Begin EXERCISE INPUTS

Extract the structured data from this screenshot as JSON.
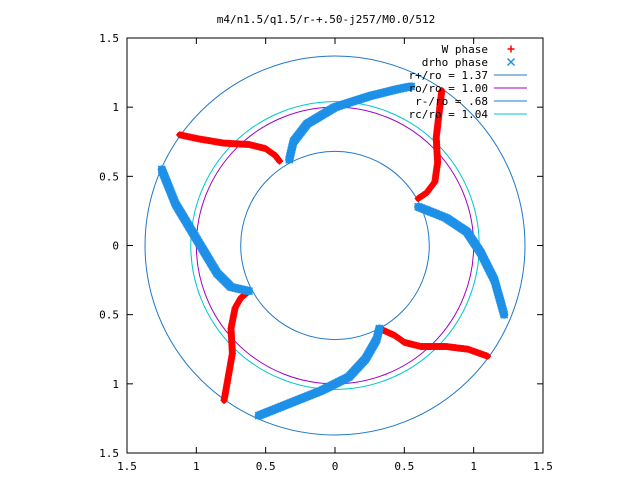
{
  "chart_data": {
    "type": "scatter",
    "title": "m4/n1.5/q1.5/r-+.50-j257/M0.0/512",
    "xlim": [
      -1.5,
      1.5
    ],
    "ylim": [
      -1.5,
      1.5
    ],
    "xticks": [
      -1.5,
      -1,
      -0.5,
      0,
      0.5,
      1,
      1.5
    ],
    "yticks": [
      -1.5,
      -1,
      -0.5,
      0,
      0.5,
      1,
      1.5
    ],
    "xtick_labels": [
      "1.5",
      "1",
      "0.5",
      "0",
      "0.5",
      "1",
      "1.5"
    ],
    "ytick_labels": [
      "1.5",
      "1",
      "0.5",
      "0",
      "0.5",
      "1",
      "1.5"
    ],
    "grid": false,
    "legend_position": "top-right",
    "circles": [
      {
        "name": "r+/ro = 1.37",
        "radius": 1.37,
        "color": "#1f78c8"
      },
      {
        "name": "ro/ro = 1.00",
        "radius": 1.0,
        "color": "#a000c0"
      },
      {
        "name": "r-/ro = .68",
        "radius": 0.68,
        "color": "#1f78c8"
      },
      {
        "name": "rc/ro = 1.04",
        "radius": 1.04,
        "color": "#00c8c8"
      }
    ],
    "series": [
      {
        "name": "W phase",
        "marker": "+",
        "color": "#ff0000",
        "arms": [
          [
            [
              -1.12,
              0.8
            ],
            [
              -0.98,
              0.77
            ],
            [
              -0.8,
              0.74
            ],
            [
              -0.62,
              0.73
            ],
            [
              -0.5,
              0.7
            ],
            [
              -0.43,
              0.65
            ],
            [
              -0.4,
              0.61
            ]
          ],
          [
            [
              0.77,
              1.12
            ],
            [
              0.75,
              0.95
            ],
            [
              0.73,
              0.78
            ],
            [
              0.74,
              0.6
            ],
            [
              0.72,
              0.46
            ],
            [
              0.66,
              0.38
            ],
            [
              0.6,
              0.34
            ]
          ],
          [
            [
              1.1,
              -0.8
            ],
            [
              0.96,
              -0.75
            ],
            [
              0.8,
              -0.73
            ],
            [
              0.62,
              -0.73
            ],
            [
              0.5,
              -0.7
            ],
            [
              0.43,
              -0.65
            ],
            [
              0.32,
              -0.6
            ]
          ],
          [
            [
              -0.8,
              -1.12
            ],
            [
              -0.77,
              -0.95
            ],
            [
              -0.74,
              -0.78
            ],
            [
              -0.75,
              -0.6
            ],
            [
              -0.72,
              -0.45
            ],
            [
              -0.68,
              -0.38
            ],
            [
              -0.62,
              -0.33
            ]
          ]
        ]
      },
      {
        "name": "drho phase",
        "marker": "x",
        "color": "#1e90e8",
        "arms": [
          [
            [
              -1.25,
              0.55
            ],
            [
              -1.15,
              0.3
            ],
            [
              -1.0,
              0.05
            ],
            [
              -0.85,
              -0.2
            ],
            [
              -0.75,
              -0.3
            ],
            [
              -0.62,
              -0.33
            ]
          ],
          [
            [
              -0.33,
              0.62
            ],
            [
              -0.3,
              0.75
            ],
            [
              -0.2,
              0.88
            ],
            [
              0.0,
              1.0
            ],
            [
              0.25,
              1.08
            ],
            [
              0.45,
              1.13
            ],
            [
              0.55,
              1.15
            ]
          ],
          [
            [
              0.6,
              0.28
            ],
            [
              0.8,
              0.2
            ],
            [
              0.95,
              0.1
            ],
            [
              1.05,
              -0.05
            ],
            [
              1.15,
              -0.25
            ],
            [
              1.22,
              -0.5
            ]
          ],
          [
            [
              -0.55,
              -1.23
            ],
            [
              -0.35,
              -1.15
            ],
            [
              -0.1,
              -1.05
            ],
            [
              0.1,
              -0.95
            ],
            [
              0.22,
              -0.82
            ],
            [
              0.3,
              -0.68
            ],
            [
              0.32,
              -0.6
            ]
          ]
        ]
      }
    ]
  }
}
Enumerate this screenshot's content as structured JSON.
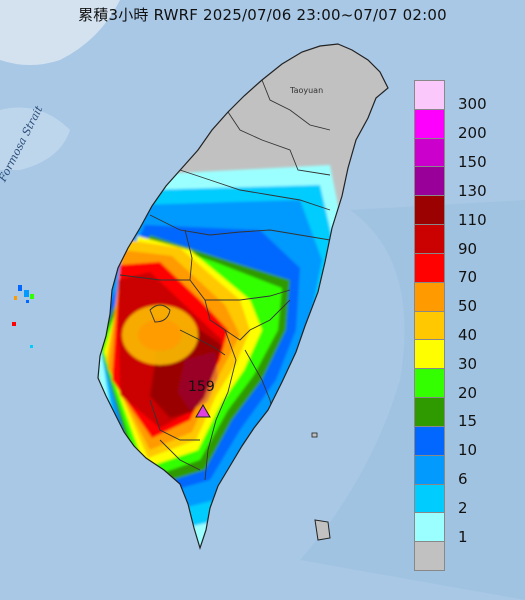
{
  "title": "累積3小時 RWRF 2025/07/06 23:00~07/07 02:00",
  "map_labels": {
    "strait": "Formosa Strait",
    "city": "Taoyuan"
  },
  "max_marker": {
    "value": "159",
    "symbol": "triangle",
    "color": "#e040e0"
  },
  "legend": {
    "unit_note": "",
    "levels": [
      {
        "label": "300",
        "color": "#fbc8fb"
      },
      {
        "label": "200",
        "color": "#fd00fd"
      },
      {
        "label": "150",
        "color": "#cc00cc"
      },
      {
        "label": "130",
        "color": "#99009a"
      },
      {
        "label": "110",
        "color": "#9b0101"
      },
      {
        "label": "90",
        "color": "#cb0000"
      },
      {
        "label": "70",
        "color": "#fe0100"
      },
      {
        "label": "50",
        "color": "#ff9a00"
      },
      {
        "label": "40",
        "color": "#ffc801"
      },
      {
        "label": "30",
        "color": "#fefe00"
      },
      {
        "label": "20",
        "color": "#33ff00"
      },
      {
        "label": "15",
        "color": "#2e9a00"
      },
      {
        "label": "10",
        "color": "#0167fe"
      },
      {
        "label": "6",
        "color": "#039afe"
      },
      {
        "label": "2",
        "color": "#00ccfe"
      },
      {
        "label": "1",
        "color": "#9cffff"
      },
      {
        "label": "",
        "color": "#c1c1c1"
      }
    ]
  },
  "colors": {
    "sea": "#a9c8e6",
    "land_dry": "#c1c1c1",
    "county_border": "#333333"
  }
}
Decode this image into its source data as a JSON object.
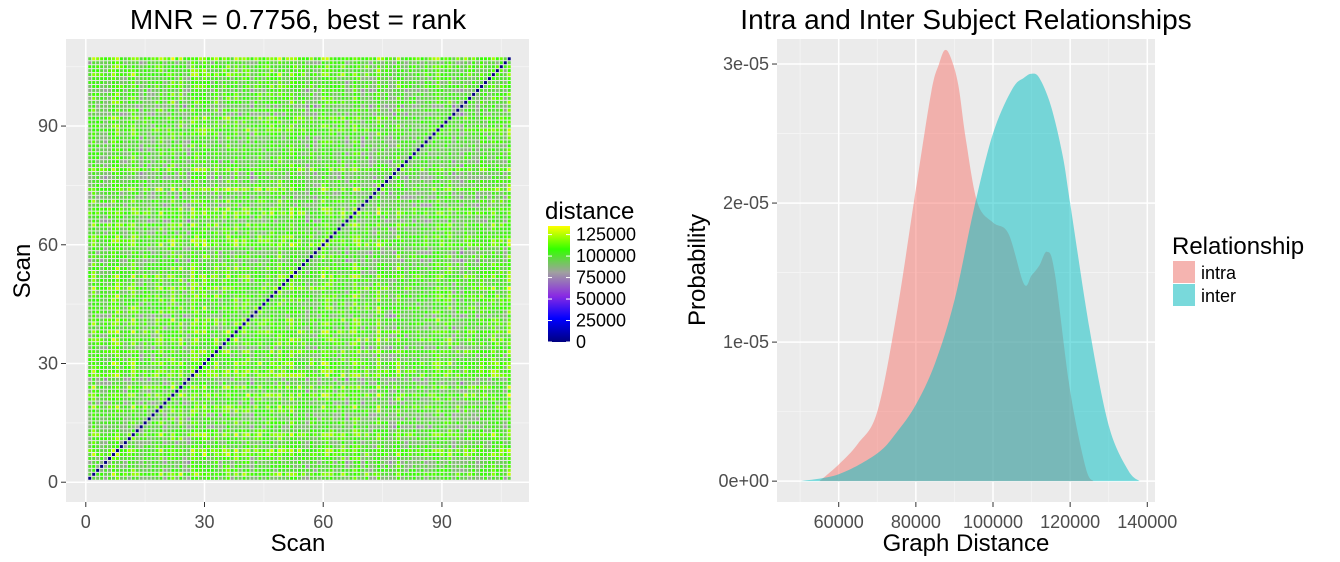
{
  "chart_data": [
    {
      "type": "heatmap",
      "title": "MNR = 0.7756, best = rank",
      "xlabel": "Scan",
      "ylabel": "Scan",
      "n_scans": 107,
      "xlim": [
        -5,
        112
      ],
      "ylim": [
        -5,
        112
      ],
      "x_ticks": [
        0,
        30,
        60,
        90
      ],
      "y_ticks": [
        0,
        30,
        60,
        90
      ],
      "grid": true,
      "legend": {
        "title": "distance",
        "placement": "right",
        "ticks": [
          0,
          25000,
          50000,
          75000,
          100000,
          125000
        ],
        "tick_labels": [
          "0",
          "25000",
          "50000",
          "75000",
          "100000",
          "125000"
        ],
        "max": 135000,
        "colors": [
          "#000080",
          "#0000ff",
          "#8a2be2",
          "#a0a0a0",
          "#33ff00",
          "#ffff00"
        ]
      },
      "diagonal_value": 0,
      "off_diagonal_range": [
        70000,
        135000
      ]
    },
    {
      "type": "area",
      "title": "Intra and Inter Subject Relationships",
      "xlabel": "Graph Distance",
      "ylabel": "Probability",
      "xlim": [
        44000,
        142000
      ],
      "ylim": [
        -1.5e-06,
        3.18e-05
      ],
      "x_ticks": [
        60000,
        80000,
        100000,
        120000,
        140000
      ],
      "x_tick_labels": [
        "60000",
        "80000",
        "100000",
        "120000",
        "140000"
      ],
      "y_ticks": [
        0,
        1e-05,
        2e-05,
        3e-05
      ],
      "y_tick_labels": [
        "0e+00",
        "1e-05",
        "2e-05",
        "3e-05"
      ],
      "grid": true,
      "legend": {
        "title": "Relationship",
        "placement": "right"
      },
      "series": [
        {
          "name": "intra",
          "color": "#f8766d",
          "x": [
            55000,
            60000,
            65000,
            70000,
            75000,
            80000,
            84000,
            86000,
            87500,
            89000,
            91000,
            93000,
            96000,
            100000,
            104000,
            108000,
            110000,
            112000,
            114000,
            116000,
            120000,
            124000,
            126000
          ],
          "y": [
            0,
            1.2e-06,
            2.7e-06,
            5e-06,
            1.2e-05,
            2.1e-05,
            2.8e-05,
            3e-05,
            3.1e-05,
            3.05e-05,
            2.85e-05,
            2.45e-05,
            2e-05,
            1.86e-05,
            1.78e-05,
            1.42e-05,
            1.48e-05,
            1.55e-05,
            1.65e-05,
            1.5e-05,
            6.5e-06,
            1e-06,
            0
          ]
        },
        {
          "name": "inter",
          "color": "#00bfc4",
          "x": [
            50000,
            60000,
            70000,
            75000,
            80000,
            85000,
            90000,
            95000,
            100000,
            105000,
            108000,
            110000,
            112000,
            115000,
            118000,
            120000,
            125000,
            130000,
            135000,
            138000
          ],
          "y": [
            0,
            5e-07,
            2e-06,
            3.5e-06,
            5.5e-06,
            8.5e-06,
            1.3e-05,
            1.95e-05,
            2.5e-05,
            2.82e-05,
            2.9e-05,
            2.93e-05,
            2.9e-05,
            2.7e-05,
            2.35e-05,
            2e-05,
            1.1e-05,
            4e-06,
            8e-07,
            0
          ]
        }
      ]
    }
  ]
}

End EXERCISE INPUTS

In the listing above, find the lines holding the word "title" and copy them.

    "title": "m4/n1.5/q1.5/r-+.50-j257/M0.0/512",
  "title": "累積3小時 RWRF 2025/07/06 23:00~07/07 02:00",
      "title": "MNR = 0.7756, best = rank",
        "title": "distance",
      "title": "Intra and Inter Subject Relationships",
        "title": "Relationship",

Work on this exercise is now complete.